• Short task
Find each line with the string "subtitle" and report it.

── Records shown

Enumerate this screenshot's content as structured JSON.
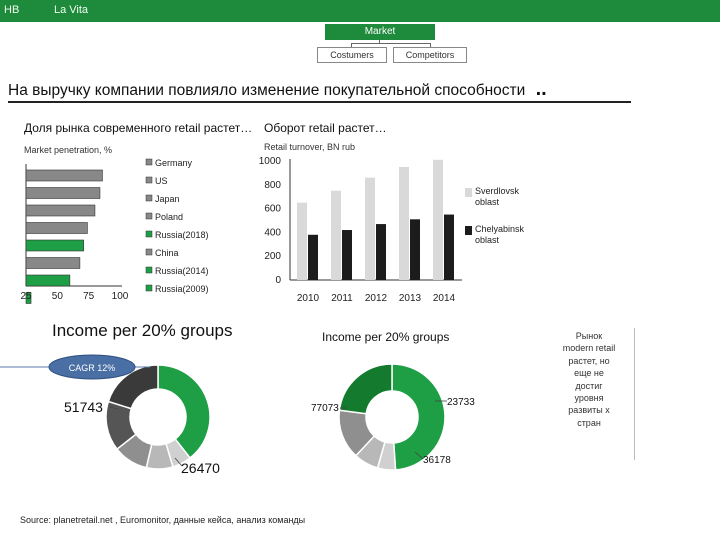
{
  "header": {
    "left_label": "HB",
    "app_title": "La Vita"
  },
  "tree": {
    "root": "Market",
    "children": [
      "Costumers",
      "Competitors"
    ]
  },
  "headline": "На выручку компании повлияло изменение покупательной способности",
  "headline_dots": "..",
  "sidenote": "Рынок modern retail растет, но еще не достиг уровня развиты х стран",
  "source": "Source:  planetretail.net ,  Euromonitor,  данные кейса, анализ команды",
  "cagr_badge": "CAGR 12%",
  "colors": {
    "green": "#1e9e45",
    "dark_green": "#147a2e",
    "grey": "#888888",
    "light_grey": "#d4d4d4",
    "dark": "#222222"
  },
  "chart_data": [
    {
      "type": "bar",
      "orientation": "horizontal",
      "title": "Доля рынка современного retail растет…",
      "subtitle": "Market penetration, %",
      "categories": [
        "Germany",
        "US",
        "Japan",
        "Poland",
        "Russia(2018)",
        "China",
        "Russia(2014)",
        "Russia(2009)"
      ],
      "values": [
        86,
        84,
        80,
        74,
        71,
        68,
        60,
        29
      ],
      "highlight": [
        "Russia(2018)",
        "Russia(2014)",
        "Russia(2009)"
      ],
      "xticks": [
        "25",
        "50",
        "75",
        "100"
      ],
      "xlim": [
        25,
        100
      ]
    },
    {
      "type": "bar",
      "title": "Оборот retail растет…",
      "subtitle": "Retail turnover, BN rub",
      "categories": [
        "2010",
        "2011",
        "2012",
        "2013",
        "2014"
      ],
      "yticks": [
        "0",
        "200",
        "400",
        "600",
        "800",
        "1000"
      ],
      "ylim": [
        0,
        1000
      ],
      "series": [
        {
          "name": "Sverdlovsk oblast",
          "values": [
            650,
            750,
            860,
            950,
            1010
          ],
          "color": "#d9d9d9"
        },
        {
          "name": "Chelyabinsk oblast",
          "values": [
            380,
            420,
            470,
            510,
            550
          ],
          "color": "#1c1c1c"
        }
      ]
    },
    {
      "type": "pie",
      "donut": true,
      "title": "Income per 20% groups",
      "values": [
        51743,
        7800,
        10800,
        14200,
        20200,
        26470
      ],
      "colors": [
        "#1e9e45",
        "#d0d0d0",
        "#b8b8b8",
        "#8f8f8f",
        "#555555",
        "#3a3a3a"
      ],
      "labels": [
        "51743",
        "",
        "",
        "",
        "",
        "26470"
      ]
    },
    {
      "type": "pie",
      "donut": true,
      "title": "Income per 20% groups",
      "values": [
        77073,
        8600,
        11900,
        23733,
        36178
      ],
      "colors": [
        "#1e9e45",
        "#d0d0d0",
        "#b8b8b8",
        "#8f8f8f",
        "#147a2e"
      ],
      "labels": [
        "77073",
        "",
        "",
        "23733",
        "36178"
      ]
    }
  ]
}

────
── Records shown

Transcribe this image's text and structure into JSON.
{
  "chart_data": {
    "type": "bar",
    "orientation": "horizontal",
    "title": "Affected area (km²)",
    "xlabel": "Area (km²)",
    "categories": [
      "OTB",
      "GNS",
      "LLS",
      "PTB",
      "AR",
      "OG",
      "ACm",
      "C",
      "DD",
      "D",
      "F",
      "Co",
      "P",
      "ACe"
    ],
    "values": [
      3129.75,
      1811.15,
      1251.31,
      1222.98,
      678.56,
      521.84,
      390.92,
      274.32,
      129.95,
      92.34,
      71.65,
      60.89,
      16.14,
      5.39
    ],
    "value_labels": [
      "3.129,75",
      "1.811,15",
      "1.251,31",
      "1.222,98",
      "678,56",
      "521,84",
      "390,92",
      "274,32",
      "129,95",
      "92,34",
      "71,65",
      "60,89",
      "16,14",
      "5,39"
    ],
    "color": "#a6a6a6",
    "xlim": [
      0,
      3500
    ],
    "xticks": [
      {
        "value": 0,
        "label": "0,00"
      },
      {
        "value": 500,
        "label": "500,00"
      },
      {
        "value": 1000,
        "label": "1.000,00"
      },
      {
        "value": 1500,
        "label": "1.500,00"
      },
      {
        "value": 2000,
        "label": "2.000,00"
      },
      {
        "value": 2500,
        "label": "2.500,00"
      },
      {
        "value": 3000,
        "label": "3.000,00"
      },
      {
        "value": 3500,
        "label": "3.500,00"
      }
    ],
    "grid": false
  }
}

────
── Records shown

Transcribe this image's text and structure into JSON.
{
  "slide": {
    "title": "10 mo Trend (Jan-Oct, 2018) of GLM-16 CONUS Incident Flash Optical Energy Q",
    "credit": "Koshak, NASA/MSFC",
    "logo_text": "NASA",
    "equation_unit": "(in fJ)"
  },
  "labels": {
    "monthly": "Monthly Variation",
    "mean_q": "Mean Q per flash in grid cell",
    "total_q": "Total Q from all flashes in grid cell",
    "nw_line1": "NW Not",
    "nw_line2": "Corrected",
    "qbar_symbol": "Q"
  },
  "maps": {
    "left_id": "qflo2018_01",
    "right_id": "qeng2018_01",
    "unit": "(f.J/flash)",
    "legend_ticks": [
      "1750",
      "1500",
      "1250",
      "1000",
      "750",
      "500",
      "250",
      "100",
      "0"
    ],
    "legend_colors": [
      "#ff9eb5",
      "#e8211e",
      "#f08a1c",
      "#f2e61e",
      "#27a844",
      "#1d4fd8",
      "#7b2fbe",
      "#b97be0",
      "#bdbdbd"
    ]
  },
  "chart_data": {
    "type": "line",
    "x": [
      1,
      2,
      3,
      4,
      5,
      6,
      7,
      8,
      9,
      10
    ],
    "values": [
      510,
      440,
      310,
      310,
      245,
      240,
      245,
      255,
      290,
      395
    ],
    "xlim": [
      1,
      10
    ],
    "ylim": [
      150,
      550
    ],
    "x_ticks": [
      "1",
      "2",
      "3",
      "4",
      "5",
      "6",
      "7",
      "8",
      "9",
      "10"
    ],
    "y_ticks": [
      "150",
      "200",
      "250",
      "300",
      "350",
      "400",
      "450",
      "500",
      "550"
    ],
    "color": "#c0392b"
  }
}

────

• Result of the task
      "subtitle": "Market penetration, %",
      "subtitle": "Retail turnover, BN rub",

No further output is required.